[Begin Provided data]

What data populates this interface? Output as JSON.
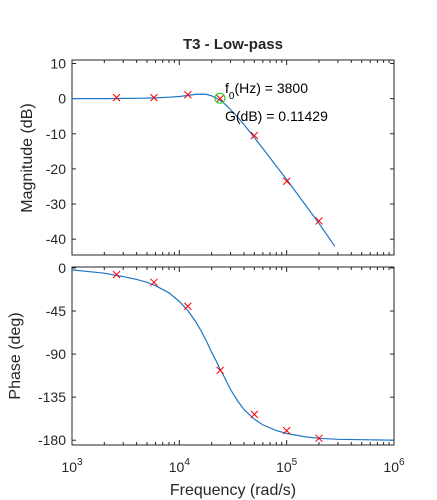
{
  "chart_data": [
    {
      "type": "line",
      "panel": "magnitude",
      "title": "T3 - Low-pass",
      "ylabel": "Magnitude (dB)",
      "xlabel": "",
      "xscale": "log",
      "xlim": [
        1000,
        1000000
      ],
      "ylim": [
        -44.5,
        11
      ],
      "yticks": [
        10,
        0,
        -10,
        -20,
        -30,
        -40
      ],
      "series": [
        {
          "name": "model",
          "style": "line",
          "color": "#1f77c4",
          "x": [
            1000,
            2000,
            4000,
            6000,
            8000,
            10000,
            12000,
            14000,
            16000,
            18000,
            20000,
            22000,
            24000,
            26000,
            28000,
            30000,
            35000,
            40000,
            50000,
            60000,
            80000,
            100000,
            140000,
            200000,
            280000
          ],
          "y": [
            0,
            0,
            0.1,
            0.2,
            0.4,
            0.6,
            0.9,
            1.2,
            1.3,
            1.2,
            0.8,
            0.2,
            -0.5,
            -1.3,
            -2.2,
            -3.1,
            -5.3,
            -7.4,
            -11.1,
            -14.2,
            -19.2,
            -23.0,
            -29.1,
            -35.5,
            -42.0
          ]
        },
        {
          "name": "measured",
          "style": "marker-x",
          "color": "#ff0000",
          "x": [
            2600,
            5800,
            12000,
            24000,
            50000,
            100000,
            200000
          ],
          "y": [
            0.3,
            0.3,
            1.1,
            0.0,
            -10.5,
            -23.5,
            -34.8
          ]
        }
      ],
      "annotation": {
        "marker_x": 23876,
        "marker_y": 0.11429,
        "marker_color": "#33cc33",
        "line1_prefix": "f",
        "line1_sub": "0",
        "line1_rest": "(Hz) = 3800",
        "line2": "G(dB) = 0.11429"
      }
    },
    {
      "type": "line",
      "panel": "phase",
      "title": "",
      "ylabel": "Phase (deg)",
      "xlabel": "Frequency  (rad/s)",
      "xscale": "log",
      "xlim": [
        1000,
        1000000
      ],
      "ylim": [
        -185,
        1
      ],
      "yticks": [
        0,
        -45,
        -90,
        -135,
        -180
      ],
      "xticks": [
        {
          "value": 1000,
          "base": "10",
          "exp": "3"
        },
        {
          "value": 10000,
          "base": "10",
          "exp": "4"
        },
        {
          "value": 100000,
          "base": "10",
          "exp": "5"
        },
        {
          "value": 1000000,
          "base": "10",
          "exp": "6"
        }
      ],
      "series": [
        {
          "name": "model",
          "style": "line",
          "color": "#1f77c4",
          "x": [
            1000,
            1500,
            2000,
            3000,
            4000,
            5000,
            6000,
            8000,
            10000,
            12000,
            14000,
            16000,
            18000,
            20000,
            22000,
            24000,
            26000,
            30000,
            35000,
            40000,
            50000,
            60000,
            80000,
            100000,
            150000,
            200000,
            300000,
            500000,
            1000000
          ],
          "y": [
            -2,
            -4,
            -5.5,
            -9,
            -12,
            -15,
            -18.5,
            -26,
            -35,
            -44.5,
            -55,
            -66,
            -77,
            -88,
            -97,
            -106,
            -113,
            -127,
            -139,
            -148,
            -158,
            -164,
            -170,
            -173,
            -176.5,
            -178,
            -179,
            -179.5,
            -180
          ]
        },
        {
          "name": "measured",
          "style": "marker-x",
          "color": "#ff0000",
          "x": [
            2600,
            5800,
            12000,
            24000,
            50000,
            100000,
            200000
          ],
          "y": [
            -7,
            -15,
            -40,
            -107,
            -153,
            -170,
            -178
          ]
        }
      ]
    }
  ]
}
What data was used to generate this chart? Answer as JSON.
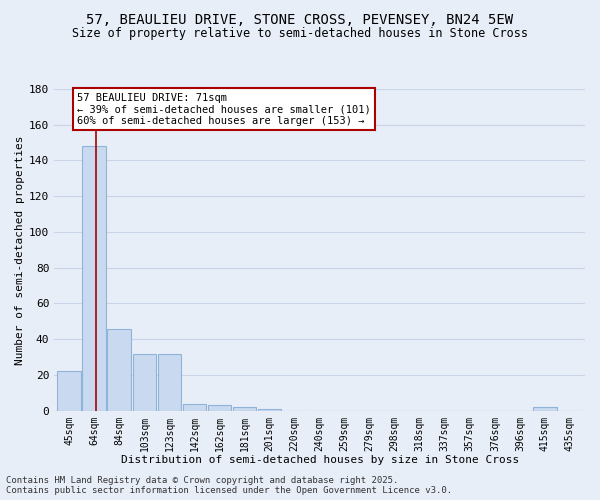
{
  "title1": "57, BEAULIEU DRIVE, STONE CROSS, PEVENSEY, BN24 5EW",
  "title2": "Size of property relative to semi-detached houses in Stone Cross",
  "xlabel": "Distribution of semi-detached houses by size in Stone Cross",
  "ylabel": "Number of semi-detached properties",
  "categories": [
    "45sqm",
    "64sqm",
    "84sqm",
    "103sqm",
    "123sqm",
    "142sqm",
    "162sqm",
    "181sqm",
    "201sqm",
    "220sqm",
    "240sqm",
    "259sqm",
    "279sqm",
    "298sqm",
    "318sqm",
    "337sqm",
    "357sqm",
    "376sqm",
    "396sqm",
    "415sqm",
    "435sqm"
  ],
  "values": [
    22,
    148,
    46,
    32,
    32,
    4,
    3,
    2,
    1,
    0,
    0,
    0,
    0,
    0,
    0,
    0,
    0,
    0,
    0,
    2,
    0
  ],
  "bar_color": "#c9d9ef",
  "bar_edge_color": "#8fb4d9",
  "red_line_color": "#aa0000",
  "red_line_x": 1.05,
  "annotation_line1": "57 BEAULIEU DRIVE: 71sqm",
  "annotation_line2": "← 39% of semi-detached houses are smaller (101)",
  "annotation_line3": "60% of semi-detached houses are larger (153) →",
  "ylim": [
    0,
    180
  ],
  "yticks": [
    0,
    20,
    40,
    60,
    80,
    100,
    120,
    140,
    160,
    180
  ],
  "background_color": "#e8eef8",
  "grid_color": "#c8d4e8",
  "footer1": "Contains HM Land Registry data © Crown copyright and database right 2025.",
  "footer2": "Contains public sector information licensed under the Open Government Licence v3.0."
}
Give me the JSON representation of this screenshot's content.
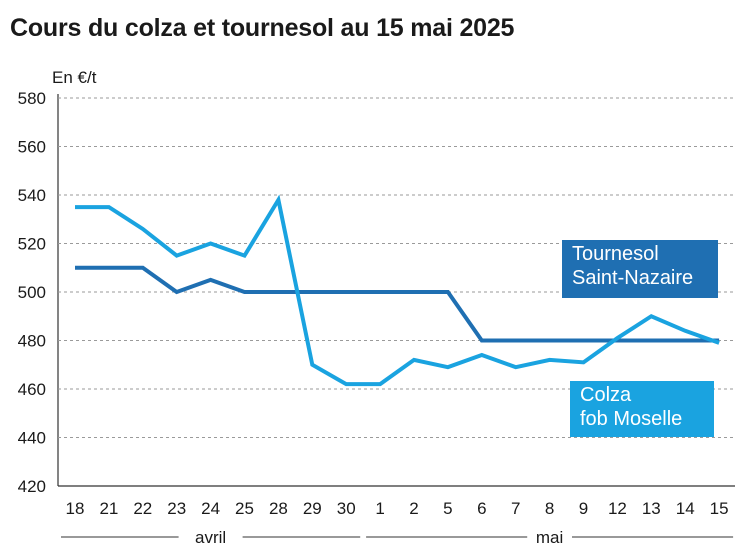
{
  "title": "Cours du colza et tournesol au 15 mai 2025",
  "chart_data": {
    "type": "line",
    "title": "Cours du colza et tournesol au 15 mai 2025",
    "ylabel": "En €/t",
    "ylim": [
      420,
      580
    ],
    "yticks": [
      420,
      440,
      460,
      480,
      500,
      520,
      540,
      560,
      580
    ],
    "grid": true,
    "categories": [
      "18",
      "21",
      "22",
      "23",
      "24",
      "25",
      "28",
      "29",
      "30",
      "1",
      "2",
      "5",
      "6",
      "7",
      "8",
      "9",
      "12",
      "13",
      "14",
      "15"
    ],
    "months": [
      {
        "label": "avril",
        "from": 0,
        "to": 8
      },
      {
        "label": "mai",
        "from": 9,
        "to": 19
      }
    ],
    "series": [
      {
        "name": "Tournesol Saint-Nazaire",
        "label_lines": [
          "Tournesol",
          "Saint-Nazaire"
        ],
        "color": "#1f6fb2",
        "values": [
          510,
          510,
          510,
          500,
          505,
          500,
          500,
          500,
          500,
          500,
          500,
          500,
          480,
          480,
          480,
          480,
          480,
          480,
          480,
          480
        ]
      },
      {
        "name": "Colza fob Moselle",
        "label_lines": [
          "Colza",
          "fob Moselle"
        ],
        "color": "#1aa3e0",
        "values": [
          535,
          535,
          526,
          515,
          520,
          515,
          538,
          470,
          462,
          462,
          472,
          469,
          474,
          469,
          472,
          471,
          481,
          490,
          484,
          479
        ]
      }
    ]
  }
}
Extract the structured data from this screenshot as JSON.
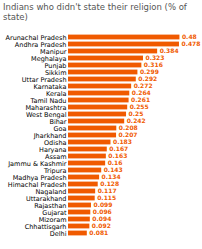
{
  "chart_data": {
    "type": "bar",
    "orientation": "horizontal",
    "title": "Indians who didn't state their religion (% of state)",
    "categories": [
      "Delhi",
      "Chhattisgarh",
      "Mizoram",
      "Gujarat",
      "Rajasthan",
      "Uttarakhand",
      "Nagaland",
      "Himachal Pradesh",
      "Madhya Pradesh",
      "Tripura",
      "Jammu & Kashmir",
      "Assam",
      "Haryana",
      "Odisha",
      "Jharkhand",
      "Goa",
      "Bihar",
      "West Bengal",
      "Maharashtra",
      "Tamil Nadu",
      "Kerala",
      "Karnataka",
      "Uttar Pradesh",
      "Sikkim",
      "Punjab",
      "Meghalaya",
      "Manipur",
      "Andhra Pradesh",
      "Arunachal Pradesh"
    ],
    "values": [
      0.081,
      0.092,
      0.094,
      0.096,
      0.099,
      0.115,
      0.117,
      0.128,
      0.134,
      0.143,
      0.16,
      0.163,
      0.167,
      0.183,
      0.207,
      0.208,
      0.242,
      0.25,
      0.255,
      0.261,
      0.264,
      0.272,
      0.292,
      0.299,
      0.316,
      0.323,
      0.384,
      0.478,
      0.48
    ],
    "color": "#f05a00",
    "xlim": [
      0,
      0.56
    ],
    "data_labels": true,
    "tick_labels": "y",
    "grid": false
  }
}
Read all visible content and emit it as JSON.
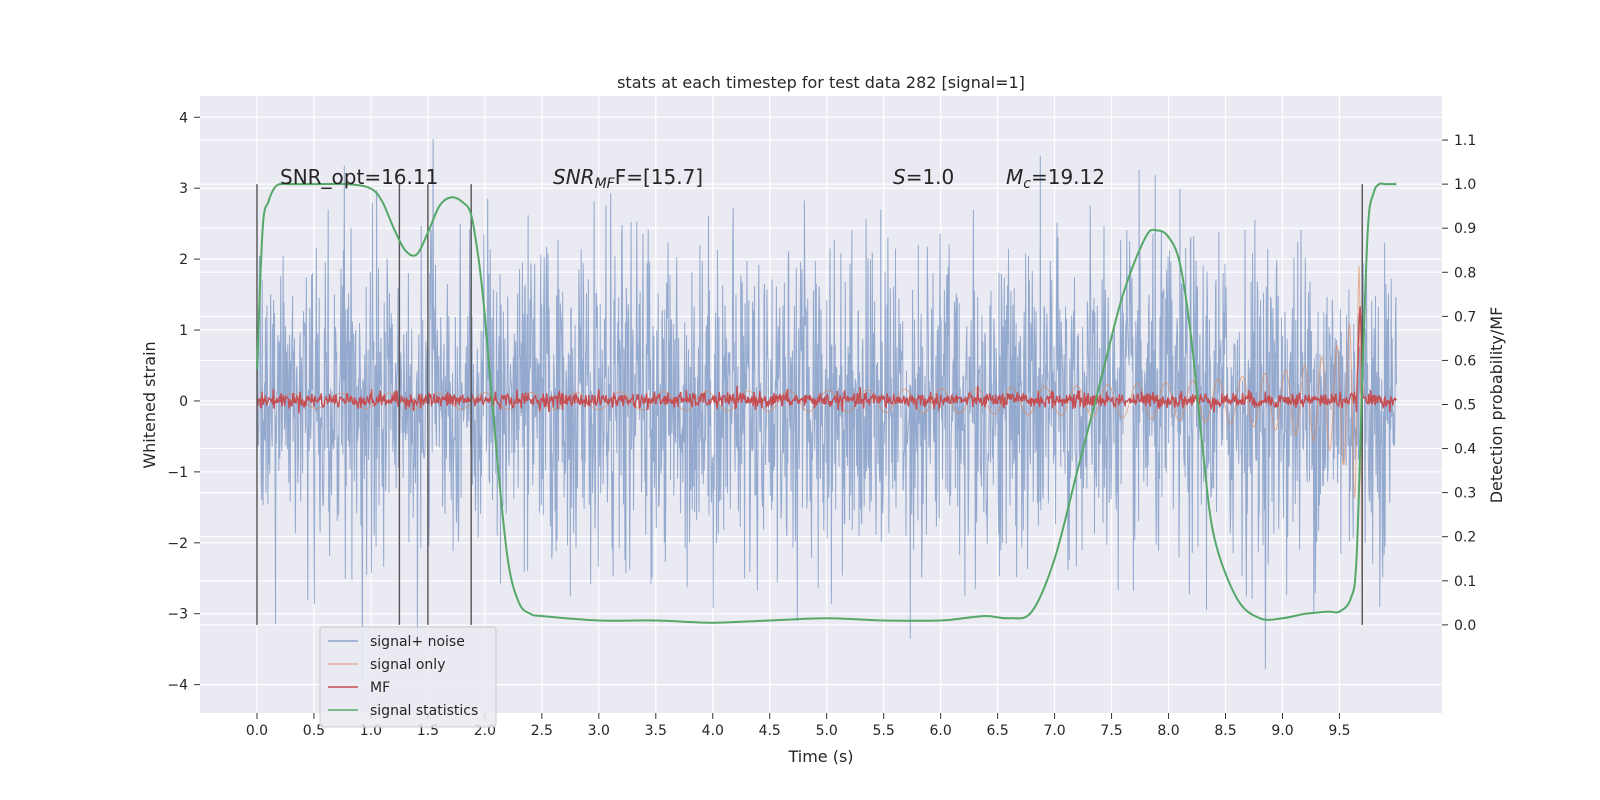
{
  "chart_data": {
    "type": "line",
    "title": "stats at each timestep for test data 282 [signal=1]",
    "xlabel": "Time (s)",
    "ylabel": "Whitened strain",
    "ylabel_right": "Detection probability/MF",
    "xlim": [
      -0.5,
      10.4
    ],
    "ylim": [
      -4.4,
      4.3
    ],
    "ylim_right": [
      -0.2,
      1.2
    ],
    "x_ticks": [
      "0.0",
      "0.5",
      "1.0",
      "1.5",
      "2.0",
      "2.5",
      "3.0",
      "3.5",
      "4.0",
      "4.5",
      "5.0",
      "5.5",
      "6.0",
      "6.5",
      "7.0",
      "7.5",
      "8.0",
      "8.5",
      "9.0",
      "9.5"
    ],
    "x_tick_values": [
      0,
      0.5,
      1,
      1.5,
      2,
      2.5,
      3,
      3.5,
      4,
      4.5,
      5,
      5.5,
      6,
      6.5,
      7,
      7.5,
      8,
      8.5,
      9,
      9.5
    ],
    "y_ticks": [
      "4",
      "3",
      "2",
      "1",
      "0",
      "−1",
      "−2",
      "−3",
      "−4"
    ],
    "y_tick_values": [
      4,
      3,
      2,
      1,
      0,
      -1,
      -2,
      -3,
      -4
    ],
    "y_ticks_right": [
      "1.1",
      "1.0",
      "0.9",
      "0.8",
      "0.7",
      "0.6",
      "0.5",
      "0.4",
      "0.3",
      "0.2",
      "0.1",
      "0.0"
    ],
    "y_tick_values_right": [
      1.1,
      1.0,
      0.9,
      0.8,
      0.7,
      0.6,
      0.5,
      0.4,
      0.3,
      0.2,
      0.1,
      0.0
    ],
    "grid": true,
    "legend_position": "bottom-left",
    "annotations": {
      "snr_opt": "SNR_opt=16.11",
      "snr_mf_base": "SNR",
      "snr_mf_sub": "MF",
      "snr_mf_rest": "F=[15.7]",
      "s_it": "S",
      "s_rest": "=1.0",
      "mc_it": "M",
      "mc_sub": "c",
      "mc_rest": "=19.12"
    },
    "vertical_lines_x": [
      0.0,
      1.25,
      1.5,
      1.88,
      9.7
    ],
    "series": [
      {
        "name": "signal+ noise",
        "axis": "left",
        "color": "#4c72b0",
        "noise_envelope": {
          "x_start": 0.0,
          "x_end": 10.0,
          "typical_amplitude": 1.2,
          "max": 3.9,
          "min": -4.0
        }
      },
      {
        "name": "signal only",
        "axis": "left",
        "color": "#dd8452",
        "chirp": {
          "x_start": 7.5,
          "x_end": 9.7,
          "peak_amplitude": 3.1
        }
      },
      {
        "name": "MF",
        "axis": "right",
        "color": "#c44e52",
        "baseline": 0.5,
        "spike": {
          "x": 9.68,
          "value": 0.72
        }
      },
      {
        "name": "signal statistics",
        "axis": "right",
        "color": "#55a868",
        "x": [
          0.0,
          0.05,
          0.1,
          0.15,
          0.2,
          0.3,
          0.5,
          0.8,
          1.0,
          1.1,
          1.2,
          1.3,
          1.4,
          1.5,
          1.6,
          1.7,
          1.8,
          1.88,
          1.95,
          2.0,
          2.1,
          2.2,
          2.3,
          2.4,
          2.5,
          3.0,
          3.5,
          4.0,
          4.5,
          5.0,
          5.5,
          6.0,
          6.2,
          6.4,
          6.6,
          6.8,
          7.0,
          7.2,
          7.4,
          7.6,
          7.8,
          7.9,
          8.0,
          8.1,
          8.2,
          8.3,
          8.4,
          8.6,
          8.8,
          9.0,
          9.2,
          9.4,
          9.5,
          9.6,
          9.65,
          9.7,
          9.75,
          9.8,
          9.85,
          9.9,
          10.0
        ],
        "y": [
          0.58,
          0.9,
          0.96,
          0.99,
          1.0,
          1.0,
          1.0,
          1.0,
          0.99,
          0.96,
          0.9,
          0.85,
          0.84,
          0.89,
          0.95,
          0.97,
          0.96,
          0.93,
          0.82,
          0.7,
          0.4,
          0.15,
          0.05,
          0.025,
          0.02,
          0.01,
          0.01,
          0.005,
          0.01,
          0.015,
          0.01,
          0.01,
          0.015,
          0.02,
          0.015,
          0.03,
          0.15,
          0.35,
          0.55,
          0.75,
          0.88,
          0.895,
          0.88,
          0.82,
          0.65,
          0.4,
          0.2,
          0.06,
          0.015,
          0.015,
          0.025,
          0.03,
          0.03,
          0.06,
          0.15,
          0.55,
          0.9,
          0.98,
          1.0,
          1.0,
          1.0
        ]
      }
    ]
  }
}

[End Provided data]

== Exercise description ==
Look for lines containing the string "screenshot" and copy them all.

== Exercise output ==
Give me the JSON representation of this screenshot's content.
Extract the structured data from this screenshot as JSON.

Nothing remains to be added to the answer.